- [Excerpt provided]
Pending approval of the Indiana Commission on Higher Education in December, students will start in the program in fall 2017. The first graduates could finish as early as the spring of 2019.

“It’s really a meld of biostatistics, computer science and informatics, all put together to focus on data science at an undergraduate level. We think this pulls together the needed skillset of many disciplines into one degree program, which is in substantial demand and is directly responsive to employers, particularly in Indiana," said Paul Halverson, founding dean of the Fairbanks School, which launched on the IUPUI campus in late 2012.

“We believe this will prepare students well for immediate jobs, and that those people will be immediately employable and useful to the companies who are dealing with very large data sets and the need to immediately distill down and get meaning from that data.”

Halverson credited professor Constantin Yiannoutsos for recognizing the need to bring together biostatistics, mathematical and statistical expertise and apply it to health care. Yiannoutsos said he first proposed the idea about three years ago because of the ubiquitous presence and availability of data and the recognition that there was no undergraduate program that formally trained data scientists.

Yiannoutsos tested his proposal with global data specialists at Eli Lilly and Co., “who immediately grasped the idea.”

The degree will prepare graduates for jobs that combine analytical or statistical application with heavy computational capability, Yiannoutsos said. At Lilly, he said, that might be in data analytics, bridging the division between statisticians and computer scientists. At Indiana University Health, it could be in roles that help the hospital system make sense of trends or that help it extract data and conduct first-stage analyses.

Lilly said it did not have anyone available for comment about the degree. But Dan Rizzo, former chief innovation officer for the Maryland-based data analytics firm Inovalon, said he likes the concept. 

“With data science, to be effective you have to combine the methods to analyze data with a deep understanding of the data you’re analyzing. Which is why a focus on health care data science is a really interesting way to approach it because it combines those two required elements," he said. 

"You have to know how to use the tools and the methods available but you also have to understand health care—how it operates, how data in health care tells the story of the clinical progression of a patient. There’s a lot you can dive into bringing those two things together to solve real problems in our health care world.”

Graduates of IU’s program will enter a rapidly growing field, said Rizzo, who is a fellow at Inovalon after serving as chief innovation officer 14 years.

Some might even end up working at Inovalon, where teams use data analysis to study a range of issues related to health care cost and quality, including which drugs produce the best outcomes for patients and how cost-effective they are compared with alternative medications.

“We would love good candidates in data science,” he said. “That being said, they’re going to have a lot of opportunities out there because health care is a massive part of our economy, and it is booming in a world where data is more and more important.”

- [Problem description] Rewrite everything from "The degree will" down to "likes the concept." in the passage on the new health data science degree, changing "Indiana University Health" to "IU Health".

- [Supplied material]
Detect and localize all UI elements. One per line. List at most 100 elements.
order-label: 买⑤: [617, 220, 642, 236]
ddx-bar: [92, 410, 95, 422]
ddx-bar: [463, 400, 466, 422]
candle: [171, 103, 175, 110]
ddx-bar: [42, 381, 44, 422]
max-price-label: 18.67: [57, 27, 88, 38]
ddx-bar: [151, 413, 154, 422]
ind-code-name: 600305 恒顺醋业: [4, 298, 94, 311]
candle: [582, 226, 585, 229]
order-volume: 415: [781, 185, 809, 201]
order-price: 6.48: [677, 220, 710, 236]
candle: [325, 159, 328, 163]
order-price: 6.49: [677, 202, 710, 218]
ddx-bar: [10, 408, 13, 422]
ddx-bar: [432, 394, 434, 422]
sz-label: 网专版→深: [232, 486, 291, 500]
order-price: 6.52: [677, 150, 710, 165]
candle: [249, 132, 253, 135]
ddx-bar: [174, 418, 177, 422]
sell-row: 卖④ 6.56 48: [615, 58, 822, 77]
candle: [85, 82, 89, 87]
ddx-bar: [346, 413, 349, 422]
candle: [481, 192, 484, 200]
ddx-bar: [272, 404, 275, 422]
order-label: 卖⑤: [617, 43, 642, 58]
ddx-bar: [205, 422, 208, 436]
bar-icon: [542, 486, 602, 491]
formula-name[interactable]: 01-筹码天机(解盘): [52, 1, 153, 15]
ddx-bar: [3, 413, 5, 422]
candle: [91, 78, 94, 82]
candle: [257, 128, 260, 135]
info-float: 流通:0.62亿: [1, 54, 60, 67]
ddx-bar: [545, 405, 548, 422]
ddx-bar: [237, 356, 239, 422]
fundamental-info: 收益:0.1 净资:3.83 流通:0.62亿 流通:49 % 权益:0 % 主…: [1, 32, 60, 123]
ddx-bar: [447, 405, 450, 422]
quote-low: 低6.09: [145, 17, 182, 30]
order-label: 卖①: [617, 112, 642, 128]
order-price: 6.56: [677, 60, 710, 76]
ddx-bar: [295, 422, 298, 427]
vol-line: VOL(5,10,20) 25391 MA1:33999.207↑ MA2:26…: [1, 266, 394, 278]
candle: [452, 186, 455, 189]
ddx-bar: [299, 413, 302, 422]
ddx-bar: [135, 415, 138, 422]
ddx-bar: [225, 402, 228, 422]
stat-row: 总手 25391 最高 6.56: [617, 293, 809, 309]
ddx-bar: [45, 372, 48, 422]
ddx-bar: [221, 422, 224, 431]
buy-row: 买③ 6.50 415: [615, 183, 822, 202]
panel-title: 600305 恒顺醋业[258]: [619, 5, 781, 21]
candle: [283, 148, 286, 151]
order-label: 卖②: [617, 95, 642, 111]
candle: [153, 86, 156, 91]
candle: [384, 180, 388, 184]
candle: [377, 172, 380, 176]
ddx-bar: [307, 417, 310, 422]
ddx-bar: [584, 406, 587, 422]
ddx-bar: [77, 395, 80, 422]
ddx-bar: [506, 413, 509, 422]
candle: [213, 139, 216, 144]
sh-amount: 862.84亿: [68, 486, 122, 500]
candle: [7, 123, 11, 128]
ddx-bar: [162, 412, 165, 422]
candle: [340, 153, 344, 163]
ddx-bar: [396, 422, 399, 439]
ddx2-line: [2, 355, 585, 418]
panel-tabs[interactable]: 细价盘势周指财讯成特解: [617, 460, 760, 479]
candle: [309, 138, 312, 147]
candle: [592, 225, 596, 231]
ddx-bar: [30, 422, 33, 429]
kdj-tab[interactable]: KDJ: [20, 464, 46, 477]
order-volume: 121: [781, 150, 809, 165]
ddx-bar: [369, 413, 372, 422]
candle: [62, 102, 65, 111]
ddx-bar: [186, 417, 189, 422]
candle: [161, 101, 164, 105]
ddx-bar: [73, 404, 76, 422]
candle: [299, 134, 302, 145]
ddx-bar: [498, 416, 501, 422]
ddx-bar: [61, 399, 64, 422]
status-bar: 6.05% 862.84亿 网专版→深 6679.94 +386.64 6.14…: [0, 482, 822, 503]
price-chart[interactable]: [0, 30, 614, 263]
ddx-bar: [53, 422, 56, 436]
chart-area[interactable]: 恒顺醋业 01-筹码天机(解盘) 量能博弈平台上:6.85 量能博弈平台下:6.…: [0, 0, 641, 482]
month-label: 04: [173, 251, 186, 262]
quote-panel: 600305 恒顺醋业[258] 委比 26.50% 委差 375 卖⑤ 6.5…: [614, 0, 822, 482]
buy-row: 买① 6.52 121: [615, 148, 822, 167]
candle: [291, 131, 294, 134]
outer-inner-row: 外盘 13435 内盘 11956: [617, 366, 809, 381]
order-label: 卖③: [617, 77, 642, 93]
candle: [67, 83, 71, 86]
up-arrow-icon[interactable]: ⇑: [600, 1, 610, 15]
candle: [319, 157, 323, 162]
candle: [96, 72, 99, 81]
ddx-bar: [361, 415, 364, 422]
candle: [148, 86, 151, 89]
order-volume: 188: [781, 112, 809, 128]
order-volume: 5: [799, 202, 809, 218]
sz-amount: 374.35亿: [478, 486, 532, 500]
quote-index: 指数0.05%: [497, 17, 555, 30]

- [Response]
The degree will prepare graduates for jobs that combine analytical or statistical application with heavy computational capability, Yiannoutsos said. At Lilly, he said, that might be in data analytics, bridging the division between statisticians and computer scientists. At IU Health, it could be in roles that help the hospital system make sense of trends or that help it extract data and conduct first-stage analyses.

Lilly said it did not have anyone available for comment about the degree. But Dan Rizzo, former chief innovation officer for the Maryland-based data analytics firm Inovalon, said he likes the concept.